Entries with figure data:
::::::::::

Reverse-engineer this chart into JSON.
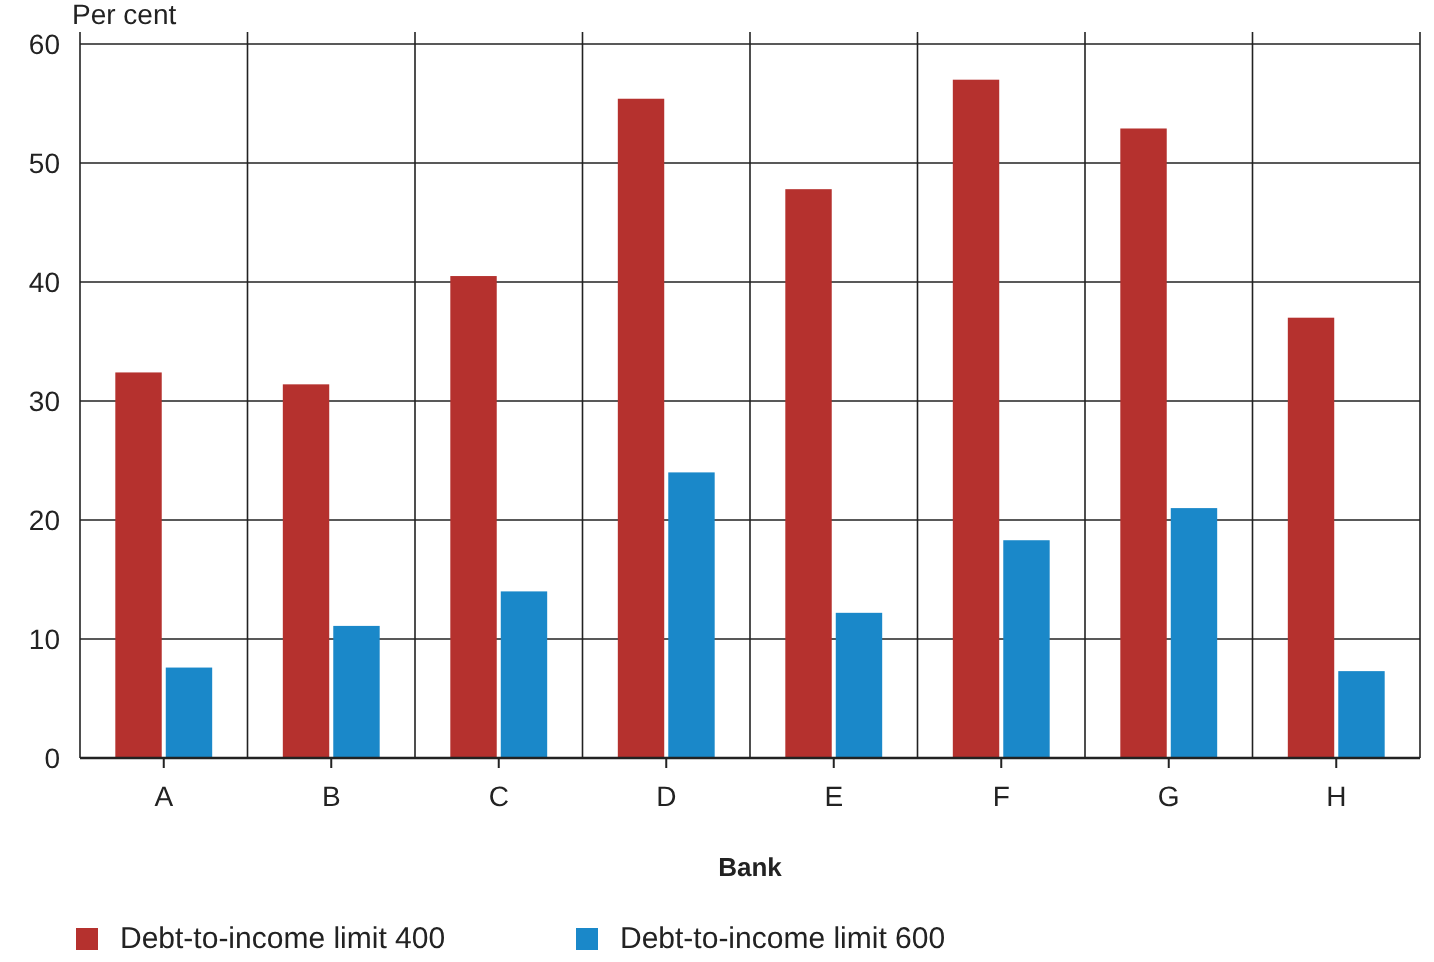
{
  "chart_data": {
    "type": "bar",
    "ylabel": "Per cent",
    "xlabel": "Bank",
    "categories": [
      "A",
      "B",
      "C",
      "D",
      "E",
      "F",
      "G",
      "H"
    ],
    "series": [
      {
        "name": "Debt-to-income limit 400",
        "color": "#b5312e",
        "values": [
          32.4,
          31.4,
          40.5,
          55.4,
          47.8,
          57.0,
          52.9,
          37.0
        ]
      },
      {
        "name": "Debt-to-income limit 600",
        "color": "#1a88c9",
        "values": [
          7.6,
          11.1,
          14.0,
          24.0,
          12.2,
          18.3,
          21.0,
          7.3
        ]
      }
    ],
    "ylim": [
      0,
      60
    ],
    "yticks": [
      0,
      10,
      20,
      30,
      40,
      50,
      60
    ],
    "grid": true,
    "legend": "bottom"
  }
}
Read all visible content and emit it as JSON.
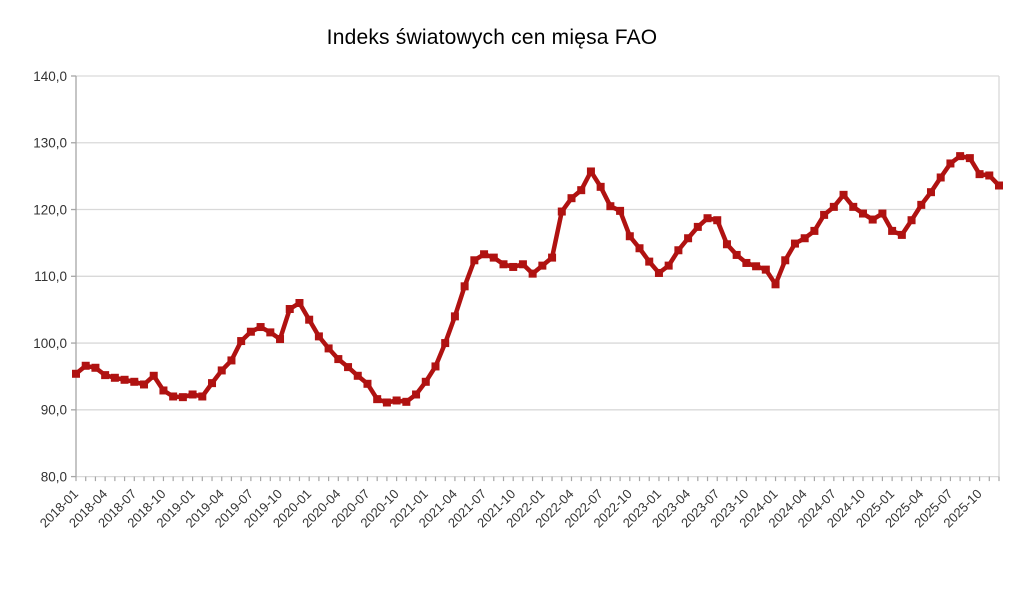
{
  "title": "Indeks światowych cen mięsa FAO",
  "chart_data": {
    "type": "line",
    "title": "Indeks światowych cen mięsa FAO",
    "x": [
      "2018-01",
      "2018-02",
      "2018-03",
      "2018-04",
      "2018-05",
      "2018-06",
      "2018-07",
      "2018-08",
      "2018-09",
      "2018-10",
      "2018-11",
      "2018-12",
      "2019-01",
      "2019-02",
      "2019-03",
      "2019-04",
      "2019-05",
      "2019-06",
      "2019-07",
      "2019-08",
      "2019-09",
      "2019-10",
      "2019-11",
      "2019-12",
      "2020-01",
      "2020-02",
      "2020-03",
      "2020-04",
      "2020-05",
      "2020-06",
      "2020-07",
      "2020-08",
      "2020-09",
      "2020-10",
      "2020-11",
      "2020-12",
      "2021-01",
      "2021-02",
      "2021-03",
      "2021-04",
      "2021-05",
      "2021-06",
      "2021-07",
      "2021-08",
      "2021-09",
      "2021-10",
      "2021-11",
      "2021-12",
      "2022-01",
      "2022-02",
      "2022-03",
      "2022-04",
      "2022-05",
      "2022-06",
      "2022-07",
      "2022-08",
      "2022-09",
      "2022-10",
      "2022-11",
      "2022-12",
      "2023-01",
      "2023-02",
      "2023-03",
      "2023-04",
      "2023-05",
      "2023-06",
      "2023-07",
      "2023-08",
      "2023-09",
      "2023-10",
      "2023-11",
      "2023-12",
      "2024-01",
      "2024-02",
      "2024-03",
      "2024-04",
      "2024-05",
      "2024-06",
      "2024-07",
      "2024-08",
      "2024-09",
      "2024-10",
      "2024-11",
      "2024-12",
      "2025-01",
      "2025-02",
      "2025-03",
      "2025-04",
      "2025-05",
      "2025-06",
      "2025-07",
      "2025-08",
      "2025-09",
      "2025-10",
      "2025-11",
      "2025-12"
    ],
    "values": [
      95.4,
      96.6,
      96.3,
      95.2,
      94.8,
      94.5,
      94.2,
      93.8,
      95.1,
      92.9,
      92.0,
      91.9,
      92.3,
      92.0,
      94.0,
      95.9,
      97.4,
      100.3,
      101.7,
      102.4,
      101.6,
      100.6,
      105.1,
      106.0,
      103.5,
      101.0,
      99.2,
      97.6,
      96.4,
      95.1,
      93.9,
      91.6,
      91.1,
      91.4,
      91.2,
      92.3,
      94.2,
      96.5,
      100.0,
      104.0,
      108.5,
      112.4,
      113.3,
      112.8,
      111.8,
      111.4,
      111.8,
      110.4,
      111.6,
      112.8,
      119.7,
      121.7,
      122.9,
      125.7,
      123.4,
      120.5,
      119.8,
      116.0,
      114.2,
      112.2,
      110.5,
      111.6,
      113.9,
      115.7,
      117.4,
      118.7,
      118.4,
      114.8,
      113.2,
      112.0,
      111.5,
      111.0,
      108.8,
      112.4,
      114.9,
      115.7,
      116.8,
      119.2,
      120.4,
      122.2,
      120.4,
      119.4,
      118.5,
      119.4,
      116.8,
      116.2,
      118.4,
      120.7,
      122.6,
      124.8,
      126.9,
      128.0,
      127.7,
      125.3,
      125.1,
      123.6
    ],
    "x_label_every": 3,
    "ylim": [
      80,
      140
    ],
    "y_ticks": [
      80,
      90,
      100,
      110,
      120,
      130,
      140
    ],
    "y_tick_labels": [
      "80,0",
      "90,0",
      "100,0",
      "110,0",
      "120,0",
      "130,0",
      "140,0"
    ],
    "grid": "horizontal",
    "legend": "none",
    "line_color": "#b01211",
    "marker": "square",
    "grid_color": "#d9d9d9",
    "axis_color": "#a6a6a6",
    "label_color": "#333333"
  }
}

::::::::::

→ EXERCISE DESCRIPTION:
For each line of the listing that holds the word "Indeks", show that line.

→ WRITTEN RESPONSE:
  "title": "Indeks światowych cen mięsa FAO",
    "title": "Indeks światowych cen mięsa FAO",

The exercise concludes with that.